Exercise objective: Reproduce every line in the listing that contains the word "التنفيذي".

Extracted information:
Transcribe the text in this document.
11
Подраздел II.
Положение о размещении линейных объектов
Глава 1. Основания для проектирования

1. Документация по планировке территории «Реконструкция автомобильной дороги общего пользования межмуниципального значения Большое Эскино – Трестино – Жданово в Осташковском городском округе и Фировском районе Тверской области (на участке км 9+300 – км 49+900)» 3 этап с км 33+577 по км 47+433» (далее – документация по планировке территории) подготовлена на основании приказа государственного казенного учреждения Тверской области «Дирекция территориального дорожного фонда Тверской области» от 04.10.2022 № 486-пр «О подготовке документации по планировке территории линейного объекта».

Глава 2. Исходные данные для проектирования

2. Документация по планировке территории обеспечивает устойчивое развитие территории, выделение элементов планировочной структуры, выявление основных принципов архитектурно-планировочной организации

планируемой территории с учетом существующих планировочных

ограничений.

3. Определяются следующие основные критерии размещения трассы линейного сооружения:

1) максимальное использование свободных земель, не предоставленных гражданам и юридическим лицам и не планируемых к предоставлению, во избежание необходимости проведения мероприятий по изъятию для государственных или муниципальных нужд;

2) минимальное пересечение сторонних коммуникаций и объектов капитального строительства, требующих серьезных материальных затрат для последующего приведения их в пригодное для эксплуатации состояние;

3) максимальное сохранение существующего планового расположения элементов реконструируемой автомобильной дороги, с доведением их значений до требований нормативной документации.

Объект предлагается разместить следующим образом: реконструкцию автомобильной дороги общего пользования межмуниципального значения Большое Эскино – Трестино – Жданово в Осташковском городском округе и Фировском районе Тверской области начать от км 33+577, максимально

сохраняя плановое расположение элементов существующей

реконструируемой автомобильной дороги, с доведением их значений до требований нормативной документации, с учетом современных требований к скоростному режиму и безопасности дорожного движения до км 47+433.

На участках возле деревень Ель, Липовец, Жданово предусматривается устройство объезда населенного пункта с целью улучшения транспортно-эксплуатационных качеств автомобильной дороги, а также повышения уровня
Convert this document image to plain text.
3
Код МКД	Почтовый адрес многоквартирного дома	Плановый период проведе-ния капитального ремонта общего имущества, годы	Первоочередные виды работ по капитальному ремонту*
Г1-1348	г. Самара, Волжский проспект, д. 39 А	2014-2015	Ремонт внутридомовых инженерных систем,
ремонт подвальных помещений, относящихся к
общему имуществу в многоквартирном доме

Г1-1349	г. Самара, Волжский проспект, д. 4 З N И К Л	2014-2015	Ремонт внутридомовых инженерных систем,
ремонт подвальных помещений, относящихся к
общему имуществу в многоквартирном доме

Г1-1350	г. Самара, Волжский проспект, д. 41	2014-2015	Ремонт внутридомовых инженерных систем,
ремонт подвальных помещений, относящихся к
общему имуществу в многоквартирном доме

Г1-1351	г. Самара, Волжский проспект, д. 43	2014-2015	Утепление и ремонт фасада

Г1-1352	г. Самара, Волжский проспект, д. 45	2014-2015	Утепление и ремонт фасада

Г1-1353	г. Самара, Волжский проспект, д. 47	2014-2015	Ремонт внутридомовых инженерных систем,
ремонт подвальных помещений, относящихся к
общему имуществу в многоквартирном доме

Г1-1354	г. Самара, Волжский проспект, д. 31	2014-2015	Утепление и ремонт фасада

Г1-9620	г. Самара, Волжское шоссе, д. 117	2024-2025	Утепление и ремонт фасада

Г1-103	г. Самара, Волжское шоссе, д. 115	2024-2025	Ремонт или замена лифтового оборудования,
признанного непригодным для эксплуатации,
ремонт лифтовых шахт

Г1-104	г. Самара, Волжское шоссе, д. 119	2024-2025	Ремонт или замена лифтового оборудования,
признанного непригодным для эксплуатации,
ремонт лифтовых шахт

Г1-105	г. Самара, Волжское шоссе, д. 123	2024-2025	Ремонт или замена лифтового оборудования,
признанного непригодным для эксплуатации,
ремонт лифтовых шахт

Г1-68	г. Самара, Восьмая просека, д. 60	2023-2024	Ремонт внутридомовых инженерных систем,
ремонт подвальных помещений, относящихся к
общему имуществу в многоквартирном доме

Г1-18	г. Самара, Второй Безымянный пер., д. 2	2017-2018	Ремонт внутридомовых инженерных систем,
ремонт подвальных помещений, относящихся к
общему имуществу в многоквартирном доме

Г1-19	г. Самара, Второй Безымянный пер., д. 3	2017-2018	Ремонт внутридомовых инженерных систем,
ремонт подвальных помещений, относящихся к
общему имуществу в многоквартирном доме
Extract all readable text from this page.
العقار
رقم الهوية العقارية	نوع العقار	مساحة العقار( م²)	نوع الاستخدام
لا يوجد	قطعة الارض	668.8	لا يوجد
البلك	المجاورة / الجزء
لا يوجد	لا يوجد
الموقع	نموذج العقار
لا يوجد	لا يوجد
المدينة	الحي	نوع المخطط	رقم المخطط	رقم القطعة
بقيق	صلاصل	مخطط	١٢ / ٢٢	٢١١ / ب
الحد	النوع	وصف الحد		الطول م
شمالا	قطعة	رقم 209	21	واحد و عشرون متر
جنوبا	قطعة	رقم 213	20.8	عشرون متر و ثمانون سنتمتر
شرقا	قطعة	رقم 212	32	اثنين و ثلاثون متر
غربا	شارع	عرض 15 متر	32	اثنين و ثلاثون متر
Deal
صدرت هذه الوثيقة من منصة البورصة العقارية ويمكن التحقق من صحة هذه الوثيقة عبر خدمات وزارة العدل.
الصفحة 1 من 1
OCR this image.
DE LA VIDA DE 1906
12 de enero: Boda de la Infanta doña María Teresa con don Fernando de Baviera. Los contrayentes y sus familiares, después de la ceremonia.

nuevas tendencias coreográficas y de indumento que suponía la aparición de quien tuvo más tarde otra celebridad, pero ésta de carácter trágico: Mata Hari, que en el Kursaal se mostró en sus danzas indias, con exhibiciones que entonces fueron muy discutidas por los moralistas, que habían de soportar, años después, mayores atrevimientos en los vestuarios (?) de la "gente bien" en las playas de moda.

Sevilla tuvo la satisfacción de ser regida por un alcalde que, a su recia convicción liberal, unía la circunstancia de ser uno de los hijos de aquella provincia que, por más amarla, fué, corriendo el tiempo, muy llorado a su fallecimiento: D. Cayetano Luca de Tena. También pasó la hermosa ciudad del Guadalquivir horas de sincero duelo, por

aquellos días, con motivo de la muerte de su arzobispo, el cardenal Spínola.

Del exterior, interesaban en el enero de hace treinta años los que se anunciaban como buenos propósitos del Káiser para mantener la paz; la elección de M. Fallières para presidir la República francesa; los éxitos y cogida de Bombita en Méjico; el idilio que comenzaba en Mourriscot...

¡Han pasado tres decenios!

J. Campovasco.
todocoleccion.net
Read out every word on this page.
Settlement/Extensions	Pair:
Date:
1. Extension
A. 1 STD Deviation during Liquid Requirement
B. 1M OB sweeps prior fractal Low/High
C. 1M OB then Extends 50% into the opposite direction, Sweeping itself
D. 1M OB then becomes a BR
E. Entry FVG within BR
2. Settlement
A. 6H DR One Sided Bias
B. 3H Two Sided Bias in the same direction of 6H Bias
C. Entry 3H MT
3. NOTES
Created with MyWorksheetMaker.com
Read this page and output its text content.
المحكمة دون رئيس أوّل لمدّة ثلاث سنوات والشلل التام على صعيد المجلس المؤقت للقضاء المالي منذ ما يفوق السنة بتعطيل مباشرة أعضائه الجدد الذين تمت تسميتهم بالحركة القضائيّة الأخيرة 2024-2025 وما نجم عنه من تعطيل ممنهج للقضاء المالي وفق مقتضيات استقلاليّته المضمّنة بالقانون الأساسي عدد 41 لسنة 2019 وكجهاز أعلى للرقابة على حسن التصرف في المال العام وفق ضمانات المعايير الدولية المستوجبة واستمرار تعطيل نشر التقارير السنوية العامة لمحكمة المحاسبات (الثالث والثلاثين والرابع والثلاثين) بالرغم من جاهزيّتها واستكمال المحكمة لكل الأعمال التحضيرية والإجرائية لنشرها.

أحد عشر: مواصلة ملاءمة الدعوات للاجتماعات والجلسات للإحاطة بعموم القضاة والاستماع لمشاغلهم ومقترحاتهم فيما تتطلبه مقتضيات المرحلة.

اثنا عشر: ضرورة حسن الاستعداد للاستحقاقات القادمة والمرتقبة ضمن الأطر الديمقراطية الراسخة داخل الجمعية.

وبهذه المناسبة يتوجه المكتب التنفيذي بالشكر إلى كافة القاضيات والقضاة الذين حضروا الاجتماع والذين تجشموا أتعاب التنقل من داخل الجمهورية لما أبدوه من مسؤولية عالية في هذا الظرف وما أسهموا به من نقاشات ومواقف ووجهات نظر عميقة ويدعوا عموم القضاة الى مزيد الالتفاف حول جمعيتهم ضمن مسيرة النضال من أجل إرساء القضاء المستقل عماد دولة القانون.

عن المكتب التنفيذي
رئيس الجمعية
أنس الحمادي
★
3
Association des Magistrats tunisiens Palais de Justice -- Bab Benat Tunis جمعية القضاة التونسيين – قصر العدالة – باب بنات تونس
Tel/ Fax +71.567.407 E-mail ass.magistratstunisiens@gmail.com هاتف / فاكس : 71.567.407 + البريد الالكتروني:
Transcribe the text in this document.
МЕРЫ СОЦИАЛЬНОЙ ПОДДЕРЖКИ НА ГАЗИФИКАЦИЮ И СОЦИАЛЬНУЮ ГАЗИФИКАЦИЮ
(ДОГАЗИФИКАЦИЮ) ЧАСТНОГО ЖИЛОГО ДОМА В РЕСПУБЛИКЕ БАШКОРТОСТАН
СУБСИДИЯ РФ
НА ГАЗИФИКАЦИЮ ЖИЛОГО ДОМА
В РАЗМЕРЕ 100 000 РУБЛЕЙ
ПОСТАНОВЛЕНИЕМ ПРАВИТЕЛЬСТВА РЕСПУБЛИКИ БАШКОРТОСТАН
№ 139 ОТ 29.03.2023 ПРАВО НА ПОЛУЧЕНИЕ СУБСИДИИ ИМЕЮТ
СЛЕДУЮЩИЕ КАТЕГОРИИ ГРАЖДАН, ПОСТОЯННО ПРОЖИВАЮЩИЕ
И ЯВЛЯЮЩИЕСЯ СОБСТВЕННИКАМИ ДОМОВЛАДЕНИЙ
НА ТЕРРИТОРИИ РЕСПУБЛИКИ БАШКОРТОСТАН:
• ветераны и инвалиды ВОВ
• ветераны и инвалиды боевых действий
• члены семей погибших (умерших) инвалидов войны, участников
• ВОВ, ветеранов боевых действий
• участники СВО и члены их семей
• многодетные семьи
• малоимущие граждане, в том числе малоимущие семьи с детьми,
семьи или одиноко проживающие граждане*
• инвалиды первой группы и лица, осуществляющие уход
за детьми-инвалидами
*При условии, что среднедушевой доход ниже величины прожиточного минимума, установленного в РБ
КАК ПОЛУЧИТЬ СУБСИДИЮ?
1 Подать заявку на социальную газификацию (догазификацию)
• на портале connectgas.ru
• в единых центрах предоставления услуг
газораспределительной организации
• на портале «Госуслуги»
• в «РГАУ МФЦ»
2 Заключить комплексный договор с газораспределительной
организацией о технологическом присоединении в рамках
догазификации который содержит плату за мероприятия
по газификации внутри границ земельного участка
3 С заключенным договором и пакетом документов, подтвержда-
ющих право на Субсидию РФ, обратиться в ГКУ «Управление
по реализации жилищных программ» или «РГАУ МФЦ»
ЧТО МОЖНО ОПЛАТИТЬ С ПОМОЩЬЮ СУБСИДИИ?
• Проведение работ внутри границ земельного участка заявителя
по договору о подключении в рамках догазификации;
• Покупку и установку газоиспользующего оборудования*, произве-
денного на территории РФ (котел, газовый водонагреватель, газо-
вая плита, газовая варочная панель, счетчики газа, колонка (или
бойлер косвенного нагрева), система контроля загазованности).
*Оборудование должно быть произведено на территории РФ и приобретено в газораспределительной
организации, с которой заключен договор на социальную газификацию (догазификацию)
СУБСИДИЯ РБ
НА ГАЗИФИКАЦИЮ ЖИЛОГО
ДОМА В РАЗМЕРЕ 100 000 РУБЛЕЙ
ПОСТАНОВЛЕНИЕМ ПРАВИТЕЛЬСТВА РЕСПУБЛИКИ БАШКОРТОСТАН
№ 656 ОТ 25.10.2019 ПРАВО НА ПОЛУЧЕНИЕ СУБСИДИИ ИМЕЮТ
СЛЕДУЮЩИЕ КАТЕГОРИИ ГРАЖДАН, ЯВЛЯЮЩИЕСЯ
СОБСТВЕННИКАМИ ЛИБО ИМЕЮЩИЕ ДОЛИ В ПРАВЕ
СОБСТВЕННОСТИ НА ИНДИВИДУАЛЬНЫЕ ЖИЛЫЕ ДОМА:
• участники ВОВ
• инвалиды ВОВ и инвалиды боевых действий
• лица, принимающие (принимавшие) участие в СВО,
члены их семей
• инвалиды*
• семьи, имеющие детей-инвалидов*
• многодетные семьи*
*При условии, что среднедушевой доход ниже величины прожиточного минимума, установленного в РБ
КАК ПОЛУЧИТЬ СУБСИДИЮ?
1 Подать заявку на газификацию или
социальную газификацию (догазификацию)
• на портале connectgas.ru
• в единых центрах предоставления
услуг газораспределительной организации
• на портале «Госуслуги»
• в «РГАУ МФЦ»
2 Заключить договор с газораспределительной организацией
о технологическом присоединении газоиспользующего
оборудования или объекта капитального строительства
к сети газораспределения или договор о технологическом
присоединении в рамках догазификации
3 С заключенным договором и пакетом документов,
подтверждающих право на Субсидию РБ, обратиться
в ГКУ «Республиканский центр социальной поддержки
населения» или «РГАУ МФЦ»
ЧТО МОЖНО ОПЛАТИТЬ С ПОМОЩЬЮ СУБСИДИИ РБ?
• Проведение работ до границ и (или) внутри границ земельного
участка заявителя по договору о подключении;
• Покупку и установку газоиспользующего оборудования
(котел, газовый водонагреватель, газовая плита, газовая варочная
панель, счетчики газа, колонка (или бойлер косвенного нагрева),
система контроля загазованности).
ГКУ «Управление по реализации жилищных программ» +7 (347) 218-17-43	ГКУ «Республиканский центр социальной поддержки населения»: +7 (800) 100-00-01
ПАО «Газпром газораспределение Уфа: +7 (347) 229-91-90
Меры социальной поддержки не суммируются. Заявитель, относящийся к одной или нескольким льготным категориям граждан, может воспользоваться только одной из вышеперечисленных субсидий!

The answer:
وبهذه المناسبة يتوجه المكتب التنفيذي بالشكر إلى كافة القاضيات والقضاة الذين حضروا الاجتماع والذين تجشموا أتعاب التنقل من داخل الجمهورية لما أبدوه من مسؤولية عالية في هذا الظرف وما أسهموا به من نقاشات ومواقف ووجهات نظر عميقة ويدعوا عموم القضاة الى مزيد الالتفاف حول جمعيتهم ضمن مسيرة النضال من أجل إرساء القضاء المستقل عماد دولة القانون.
عن المكتب التنفيذي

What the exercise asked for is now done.